Find and return each line containing "slope".

== Supplied records

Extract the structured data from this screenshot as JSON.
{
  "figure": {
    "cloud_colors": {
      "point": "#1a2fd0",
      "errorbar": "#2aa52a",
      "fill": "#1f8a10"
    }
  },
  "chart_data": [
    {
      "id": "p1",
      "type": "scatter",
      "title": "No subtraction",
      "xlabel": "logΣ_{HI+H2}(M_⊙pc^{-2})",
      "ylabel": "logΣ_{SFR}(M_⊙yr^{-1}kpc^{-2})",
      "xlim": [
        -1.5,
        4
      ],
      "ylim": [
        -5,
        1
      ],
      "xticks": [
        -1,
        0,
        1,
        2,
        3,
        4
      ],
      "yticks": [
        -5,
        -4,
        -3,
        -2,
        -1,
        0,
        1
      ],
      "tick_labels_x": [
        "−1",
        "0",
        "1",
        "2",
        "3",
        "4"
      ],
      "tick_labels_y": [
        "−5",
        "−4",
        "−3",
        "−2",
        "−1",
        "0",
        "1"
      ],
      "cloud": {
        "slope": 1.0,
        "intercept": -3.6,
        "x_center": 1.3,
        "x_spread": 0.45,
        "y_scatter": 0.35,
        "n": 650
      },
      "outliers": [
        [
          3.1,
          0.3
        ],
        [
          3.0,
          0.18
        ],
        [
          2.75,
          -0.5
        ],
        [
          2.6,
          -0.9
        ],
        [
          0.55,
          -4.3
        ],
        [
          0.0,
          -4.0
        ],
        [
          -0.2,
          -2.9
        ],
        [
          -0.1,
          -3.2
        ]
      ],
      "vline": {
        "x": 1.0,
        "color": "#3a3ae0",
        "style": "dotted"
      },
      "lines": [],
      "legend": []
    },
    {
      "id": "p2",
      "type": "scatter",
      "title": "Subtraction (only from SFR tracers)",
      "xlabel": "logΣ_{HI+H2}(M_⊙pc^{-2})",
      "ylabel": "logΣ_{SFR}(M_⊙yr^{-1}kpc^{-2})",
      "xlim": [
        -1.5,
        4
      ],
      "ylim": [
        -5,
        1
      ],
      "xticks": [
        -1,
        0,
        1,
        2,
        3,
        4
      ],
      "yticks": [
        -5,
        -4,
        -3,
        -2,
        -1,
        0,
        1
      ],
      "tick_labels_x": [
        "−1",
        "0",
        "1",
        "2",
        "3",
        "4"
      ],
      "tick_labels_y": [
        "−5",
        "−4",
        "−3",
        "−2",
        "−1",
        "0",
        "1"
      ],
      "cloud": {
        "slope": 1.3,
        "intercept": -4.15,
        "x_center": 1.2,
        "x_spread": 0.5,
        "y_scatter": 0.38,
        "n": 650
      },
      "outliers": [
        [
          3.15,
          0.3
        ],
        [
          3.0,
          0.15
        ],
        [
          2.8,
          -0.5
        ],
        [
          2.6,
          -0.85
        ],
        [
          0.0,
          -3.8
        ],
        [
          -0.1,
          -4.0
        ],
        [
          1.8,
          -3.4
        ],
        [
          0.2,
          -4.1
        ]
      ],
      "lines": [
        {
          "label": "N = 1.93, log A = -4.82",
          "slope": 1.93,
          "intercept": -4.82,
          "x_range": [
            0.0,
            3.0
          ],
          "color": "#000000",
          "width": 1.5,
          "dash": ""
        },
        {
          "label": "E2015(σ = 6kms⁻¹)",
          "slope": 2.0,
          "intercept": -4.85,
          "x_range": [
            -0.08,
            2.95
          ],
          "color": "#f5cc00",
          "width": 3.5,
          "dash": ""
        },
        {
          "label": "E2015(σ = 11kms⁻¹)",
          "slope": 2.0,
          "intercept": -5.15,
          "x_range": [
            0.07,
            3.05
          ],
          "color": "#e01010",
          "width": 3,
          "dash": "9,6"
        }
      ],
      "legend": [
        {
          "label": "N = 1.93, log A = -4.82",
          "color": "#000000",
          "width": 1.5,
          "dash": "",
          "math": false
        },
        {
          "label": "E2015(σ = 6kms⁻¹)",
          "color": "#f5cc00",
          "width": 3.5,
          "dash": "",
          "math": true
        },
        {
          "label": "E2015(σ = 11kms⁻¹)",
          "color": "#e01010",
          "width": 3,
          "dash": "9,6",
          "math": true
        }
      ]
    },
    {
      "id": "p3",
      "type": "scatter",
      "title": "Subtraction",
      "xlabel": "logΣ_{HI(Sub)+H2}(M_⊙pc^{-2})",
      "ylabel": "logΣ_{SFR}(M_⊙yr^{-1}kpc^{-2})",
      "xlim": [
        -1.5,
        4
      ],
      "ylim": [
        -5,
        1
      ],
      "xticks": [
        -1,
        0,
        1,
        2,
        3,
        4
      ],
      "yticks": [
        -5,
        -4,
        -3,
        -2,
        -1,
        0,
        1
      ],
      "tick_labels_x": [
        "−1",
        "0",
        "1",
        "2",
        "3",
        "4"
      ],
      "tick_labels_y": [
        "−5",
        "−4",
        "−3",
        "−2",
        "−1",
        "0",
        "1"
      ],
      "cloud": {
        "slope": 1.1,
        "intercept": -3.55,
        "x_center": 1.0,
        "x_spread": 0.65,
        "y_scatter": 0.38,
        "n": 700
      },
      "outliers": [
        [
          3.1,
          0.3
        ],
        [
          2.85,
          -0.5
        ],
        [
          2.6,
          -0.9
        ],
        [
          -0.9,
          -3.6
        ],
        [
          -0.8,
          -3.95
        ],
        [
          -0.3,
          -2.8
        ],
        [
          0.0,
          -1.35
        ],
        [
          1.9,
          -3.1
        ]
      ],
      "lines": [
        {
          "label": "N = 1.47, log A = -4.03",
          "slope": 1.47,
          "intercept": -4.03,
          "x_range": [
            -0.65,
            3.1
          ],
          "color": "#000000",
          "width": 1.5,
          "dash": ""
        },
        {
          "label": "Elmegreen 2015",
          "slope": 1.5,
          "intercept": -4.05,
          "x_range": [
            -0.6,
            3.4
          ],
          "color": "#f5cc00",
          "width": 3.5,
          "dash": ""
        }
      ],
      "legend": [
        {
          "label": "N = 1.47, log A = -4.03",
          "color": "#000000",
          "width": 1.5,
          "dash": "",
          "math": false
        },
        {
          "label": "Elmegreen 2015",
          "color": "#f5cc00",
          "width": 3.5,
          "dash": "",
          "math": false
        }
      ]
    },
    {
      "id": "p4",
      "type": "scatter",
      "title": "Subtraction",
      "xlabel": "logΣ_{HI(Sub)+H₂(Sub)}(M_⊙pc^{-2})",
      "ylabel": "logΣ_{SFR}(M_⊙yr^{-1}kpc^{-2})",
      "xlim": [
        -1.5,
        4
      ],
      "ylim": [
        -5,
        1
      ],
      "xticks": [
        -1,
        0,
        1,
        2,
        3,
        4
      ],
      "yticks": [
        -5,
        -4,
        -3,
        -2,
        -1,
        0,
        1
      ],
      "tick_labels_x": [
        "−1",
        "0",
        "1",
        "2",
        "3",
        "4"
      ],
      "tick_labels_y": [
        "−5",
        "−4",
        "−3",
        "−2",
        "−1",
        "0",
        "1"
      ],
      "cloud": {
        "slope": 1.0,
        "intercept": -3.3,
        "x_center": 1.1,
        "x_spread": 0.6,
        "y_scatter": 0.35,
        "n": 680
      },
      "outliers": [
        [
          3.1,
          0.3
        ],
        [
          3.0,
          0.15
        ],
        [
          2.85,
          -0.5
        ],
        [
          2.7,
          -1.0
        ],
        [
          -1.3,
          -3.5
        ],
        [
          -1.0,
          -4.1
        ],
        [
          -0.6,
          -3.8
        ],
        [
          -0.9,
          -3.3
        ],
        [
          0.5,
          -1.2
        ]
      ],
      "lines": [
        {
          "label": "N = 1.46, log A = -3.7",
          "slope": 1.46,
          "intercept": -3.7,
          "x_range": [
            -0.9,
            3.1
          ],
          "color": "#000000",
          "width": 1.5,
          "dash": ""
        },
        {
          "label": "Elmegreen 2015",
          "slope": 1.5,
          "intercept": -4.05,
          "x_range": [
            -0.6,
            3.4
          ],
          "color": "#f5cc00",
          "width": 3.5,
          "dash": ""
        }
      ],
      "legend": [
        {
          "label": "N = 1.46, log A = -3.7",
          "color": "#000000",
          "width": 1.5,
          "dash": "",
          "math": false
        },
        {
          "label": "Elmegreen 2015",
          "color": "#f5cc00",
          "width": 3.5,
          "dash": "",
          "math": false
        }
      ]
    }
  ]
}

====

▶ _Solution below_:
        "slope": 1.0,
        "slope": 1.3,
          "slope": 1.93,
          "slope": 2.0,
          "slope": 2.0,
        "slope": 1.1,
          "slope": 1.47,
          "slope": 1.5,
        "slope": 1.0,
          "slope": 1.46,
          "slope": 1.5,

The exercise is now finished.